Dataset records:
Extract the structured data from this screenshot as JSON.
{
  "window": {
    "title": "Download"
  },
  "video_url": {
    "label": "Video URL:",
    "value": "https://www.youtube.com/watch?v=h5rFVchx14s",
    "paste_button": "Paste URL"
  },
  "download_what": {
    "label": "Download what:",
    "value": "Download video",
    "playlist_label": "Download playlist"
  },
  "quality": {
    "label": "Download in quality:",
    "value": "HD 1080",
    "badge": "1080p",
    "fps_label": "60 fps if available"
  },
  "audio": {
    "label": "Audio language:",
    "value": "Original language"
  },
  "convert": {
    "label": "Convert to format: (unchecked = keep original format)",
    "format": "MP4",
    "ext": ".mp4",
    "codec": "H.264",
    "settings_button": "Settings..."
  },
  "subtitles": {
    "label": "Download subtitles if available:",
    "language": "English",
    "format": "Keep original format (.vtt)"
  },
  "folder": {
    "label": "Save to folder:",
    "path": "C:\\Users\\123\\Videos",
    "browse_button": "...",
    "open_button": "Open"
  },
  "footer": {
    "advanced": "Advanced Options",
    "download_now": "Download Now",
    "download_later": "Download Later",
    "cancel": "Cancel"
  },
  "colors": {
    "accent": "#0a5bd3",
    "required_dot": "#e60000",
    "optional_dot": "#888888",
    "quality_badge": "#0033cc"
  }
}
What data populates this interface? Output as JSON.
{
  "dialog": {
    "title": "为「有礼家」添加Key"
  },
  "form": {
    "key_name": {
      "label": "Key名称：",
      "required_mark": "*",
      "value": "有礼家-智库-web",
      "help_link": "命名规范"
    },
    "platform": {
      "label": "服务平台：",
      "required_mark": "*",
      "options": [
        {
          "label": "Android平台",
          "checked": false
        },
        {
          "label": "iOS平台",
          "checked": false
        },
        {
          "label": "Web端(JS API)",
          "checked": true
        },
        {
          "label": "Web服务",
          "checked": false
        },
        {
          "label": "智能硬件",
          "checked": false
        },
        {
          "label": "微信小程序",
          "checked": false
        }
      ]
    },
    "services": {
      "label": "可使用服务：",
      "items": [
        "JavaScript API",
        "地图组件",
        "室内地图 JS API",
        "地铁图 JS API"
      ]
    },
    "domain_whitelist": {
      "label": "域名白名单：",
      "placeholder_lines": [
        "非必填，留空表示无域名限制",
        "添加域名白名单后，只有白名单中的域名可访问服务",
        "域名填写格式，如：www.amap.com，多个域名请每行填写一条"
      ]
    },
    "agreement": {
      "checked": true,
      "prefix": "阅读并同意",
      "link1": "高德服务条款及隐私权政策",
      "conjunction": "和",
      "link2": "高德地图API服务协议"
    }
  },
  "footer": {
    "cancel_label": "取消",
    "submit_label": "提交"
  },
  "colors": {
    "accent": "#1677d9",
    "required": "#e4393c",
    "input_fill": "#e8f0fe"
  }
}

▸ What you are asked to do:
Extract each entry in full, exactly as given.

▸ Solution:
Extract the structured data from this screenshot as JSON.
{
  "window": {
    "title": "Download"
  },
  "video_url": {
    "label": "Video URL:",
    "value": "https://www.youtube.com/watch?v=h5rFVchx14s",
    "paste_button": "Paste URL"
  },
  "download_what": {
    "label": "Download what:",
    "value": "Download video",
    "playlist_label": "Download playlist"
  },
  "quality": {
    "label": "Download in quality:",
    "value": "HD 1080",
    "badge": "1080p",
    "fps_label": "60 fps if available"
  },
  "audio": {
    "label": "Audio language:",
    "value": "Original language"
  },
  "convert": {
    "label": "Convert to format: (unchecked = keep original format)",
    "format": "MP4",
    "ext": ".mp4",
    "codec": "H.264",
    "settings_button": "Settings..."
  },
  "subtitles": {
    "label": "Download subtitles if available:",
    "language": "English",
    "format": "Keep original format (.vtt)"
  },
  "folder": {
    "label": "Save to folder:",
    "path": "C:\\Users\\123\\Videos",
    "browse_button": "...",
    "open_button": "Open"
  },
  "footer": {
    "advanced": "Advanced Options",
    "download_now": "Download Now",
    "download_later": "Download Later",
    "cancel": "Cancel"
  },
  "colors": {
    "accent": "#0a5bd3",
    "required_dot": "#e60000",
    "optional_dot": "#888888",
    "quality_badge": "#0033cc"
  }
}
What data populates this interface? Output as JSON.
{
  "dialog": {
    "title": "为「有礼家」添加Key"
  },
  "form": {
    "key_name": {
      "label": "Key名称：",
      "required_mark": "*",
      "value": "有礼家-智库-web",
      "help_link": "命名规范"
    },
    "platform": {
      "label": "服务平台：",
      "required_mark": "*",
      "options": [
        {
          "label": "Android平台",
          "checked": false
        },
        {
          "label": "iOS平台",
          "checked": false
        },
        {
          "label": "Web端(JS API)",
          "checked": true
        },
        {
          "label": "Web服务",
          "checked": false
        },
        {
          "label": "智能硬件",
          "checked": false
        },
        {
          "label": "微信小程序",
          "checked": false
        }
      ]
    },
    "services": {
      "label": "可使用服务：",
      "items": [
        "JavaScript API",
        "地图组件",
        "室内地图 JS API",
        "地铁图 JS API"
      ]
    },
    "domain_whitelist": {
      "label": "域名白名单：",
      "placeholder_lines": [
        "非必填，留空表示无域名限制",
        "添加域名白名单后，只有白名单中的域名可访问服务",
        "域名填写格式，如：www.amap.com，多个域名请每行填写一条"
      ]
    },
    "agreement": {
      "checked": true,
      "prefix": "阅读并同意",
      "link1": "高德服务条款及隐私权政策",
      "conjunction": "和",
      "link2": "高德地图API服务协议"
    }
  },
  "footer": {
    "cancel_label": "取消",
    "submit_label": "提交"
  },
  "colors": {
    "accent": "#1677d9",
    "required": "#e4393c",
    "input_fill": "#e8f0fe"
  }
}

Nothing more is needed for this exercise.